## Begin Source data

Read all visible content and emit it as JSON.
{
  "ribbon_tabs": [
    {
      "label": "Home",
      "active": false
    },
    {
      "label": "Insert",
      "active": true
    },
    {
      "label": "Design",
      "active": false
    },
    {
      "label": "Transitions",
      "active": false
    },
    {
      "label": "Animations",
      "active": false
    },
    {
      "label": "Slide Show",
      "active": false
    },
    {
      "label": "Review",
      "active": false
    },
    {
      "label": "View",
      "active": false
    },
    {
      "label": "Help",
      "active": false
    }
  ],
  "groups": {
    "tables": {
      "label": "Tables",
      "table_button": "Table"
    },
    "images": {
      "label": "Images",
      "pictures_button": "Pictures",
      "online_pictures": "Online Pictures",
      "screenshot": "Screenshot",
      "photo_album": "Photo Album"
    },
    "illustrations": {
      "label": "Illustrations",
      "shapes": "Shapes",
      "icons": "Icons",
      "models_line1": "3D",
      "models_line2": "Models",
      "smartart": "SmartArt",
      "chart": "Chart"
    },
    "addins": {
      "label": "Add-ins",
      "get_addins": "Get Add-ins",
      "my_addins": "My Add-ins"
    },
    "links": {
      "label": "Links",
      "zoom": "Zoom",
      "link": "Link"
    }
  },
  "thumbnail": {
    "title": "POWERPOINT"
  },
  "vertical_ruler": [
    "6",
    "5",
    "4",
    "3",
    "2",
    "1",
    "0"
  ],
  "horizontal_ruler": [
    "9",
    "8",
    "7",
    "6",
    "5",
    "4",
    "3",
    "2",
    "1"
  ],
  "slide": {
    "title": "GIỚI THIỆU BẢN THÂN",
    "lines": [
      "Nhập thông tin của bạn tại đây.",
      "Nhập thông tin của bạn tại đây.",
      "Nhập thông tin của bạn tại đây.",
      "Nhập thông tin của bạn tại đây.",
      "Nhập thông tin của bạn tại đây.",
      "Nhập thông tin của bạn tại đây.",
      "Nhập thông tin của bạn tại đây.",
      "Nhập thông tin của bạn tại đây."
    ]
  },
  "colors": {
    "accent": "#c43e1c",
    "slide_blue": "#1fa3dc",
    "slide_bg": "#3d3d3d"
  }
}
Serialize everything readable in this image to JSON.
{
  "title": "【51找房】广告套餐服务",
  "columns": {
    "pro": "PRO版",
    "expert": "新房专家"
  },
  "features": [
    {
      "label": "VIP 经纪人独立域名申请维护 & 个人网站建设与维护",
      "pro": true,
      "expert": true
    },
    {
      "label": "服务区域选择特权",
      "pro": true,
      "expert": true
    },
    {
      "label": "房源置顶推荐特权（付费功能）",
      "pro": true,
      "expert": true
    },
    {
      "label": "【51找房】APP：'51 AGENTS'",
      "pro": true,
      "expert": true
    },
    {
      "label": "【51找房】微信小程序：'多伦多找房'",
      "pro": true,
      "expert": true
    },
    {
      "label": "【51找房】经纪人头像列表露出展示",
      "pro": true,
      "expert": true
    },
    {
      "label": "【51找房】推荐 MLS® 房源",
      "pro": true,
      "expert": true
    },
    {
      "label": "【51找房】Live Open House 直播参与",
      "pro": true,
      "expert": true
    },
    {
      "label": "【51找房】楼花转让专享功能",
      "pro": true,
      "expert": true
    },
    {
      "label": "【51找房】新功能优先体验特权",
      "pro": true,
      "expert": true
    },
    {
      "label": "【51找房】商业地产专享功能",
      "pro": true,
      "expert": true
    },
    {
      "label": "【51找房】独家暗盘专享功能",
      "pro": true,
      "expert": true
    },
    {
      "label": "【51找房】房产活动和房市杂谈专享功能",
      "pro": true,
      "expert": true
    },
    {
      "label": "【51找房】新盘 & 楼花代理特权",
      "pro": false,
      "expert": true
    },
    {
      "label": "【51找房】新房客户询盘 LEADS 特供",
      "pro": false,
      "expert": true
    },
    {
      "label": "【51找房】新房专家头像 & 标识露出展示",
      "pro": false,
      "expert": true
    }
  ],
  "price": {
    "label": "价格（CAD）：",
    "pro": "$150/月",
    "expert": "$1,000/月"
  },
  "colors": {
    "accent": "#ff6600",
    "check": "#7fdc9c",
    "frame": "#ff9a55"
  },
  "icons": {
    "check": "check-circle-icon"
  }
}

## End Source data

▸ Exercise task
Write out the material exactly as given.

▸ Exercise answer
Read all visible content and emit it as JSON.
{
  "ribbon_tabs": [
    {
      "label": "Home",
      "active": false
    },
    {
      "label": "Insert",
      "active": true
    },
    {
      "label": "Design",
      "active": false
    },
    {
      "label": "Transitions",
      "active": false
    },
    {
      "label": "Animations",
      "active": false
    },
    {
      "label": "Slide Show",
      "active": false
    },
    {
      "label": "Review",
      "active": false
    },
    {
      "label": "View",
      "active": false
    },
    {
      "label": "Help",
      "active": false
    }
  ],
  "groups": {
    "tables": {
      "label": "Tables",
      "table_button": "Table"
    },
    "images": {
      "label": "Images",
      "pictures_button": "Pictures",
      "online_pictures": "Online Pictures",
      "screenshot": "Screenshot",
      "photo_album": "Photo Album"
    },
    "illustrations": {
      "label": "Illustrations",
      "shapes": "Shapes",
      "icons": "Icons",
      "models_line1": "3D",
      "models_line2": "Models",
      "smartart": "SmartArt",
      "chart": "Chart"
    },
    "addins": {
      "label": "Add-ins",
      "get_addins": "Get Add-ins",
      "my_addins": "My Add-ins"
    },
    "links": {
      "label": "Links",
      "zoom": "Zoom",
      "link": "Link"
    }
  },
  "thumbnail": {
    "title": "POWERPOINT"
  },
  "vertical_ruler": [
    "6",
    "5",
    "4",
    "3",
    "2",
    "1",
    "0"
  ],
  "horizontal_ruler": [
    "9",
    "8",
    "7",
    "6",
    "5",
    "4",
    "3",
    "2",
    "1"
  ],
  "slide": {
    "title": "GIỚI THIỆU BẢN THÂN",
    "lines": [
      "Nhập thông tin của bạn tại đây.",
      "Nhập thông tin của bạn tại đây.",
      "Nhập thông tin của bạn tại đây.",
      "Nhập thông tin của bạn tại đây.",
      "Nhập thông tin của bạn tại đây.",
      "Nhập thông tin của bạn tại đây.",
      "Nhập thông tin của bạn tại đây.",
      "Nhập thông tin của bạn tại đây."
    ]
  },
  "colors": {
    "accent": "#c43e1c",
    "slide_blue": "#1fa3dc",
    "slide_bg": "#3d3d3d"
  }
}
Serialize everything readable in this image to JSON.
{
  "title": "【51找房】广告套餐服务",
  "columns": {
    "pro": "PRO版",
    "expert": "新房专家"
  },
  "features": [
    {
      "label": "VIP 经纪人独立域名申请维护 & 个人网站建设与维护",
      "pro": true,
      "expert": true
    },
    {
      "label": "服务区域选择特权",
      "pro": true,
      "expert": true
    },
    {
      "label": "房源置顶推荐特权（付费功能）",
      "pro": true,
      "expert": true
    },
    {
      "label": "【51找房】APP：'51 AGENTS'",
      "pro": true,
      "expert": true
    },
    {
      "label": "【51找房】微信小程序：'多伦多找房'",
      "pro": true,
      "expert": true
    },
    {
      "label": "【51找房】经纪人头像列表露出展示",
      "pro": true,
      "expert": true
    },
    {
      "label": "【51找房】推荐 MLS® 房源",
      "pro": true,
      "expert": true
    },
    {
      "label": "【51找房】Live Open House 直播参与",
      "pro": true,
      "expert": true
    },
    {
      "label": "【51找房】楼花转让专享功能",
      "pro": true,
      "expert": true
    },
    {
      "label": "【51找房】新功能优先体验特权",
      "pro": true,
      "expert": true
    },
    {
      "label": "【51找房】商业地产专享功能",
      "pro": true,
      "expert": true
    },
    {
      "label": "【51找房】独家暗盘专享功能",
      "pro": true,
      "expert": true
    },
    {
      "label": "【51找房】房产活动和房市杂谈专享功能",
      "pro": true,
      "expert": true
    },
    {
      "label": "【51找房】新盘 & 楼花代理特权",
      "pro": false,
      "expert": true
    },
    {
      "label": "【51找房】新房客户询盘 LEADS 特供",
      "pro": false,
      "expert": true
    },
    {
      "label": "【51找房】新房专家头像 & 标识露出展示",
      "pro": false,
      "expert": true
    }
  ],
  "price": {
    "label": "价格（CAD）：",
    "pro": "$150/月",
    "expert": "$1,000/月"
  },
  "colors": {
    "accent": "#ff6600",
    "check": "#7fdc9c",
    "frame": "#ff9a55"
  },
  "icons": {
    "check": "check-circle-icon"
  }
}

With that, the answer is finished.